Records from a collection
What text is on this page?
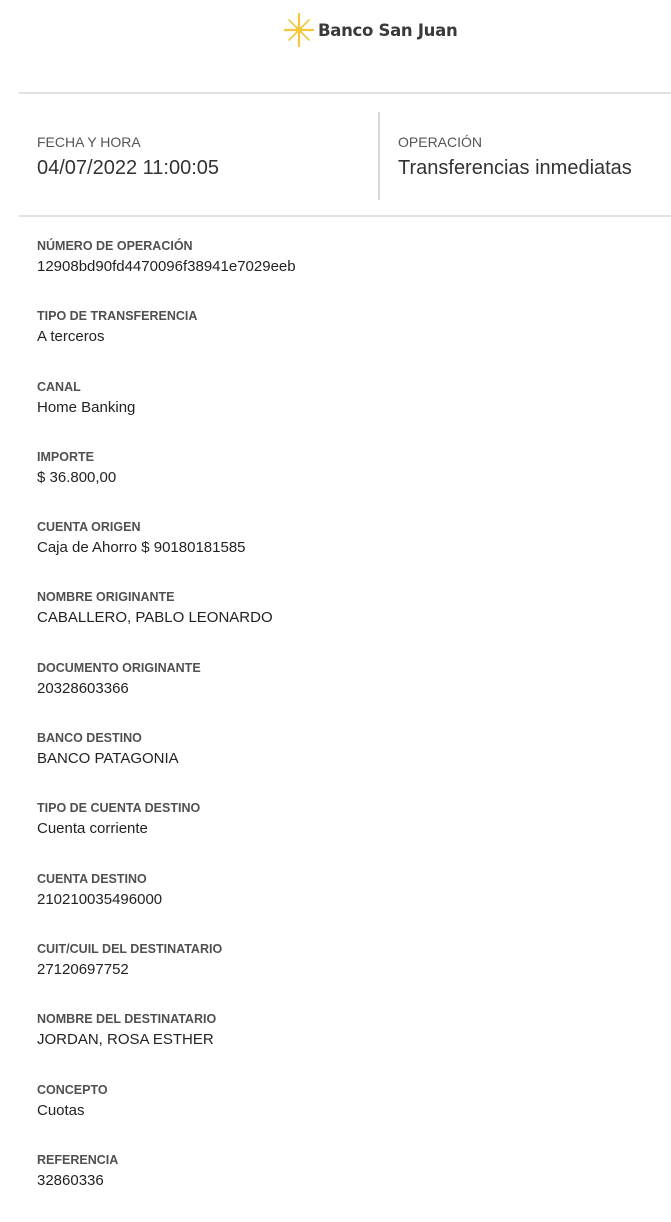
Banco San Juan
FECHA Y HORA
04/07/2022 11:00:05
OPERACIÓN
Transferencias inmediatas
NÚMERO DE OPERACIÓN
12908bd90fd4470096f38941e7029eeb
TIPO DE TRANSFERENCIA
A terceros
CANAL
Home Banking
IMPORTE
$ 36.800,00
CUENTA ORIGEN
Caja de Ahorro $ 90180181585
NOMBRE ORIGINANTE
CABALLERO, PABLO LEONARDO
DOCUMENTO ORIGINANTE
20328603366
BANCO DESTINO
BANCO PATAGONIA
TIPO DE CUENTA DESTINO
Cuenta corriente
CUENTA DESTINO
210210035496000
CUIT/CUIL DEL DESTINATARIO
27120697752
NOMBRE DEL DESTINATARIO
JORDAN, ROSA ESTHER
CONCEPTO
Cuotas
REFERENCIA
32860336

## [EXERCISE INSTRUCTIONS]
Copy all lines of the listing above that contain the string "NOMBRE".

## [EXERCISE SOLUTION]
NOMBRE ORIGINANTE
NOMBRE DEL DESTINATARIO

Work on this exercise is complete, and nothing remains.